TEXTO MOSTRADO:
· · · · · · ·

En todo caso, Marruecos no es el lugar donde a una mujer se le ofrecen mejores perspectivas en el mundo, y mis primas, que tienen pasaporte español, intuyen que tarde o temprano tendrán que marcharse. No les gustan los hombres marroquíes, que les parecen retrógrados y anticuados, e incluso reniegan de la manera en que sus compatriotas se comportan por el mundo.
Para mi prima mayor, no es extraño que los marginen, por su falta de educación y de conocimiento. Mis primas, comprendo al oír eso, son una mezcla problemática de europeas y africanas. Han vivido en España, hablan con soltura de nativas tres lenguas y alguna otra decentemente. Sin duda el conflicto es en ellas más acusado que en sus compatriotas, y sin duda les resulta más difícil que a éstas encararlo con frialdad y distanciamiento.

· · · · · · ·

MATERIAL RECOPILADO:
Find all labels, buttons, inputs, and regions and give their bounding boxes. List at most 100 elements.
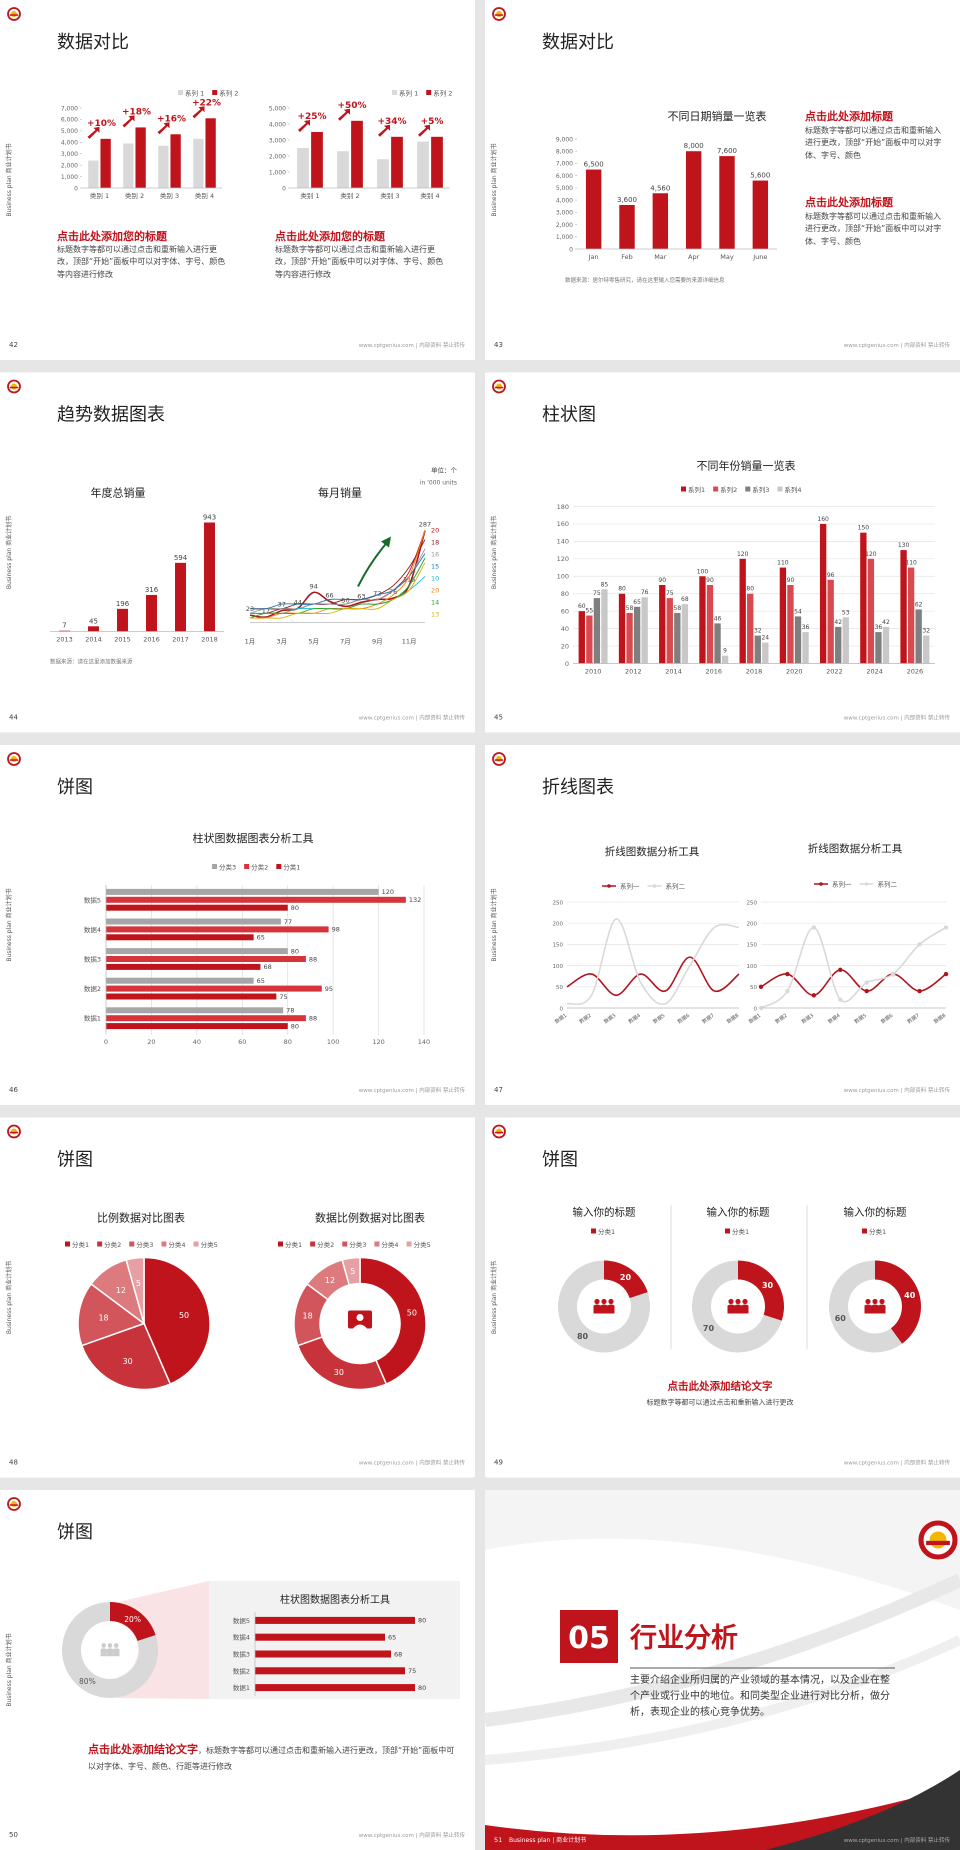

· · · · · · ·

PROBLEMA A RESOLVER:
Anota de forma literal el tramo del texto sobre las primas en Marruecos que va desde "Para mi prima" hasta "frialdad y distanciamiento.".

RESPUESTA DEL EJERCICIO:
Para mi prima mayor, no es extraño que los marginen, por su falta de educación y de conocimiento. Mis primas, comprendo al oír eso, son una mezcla problemática de europeas y africanas. Han vivido en España, hablan con soltura de nativas tres lenguas y alguna otra decentemente. Sin duda el conflicto es en ellas más acusado que en sus compatriotas, y sin duda les resulta más difícil que a éstas encararlo con frialdad y distanciamiento.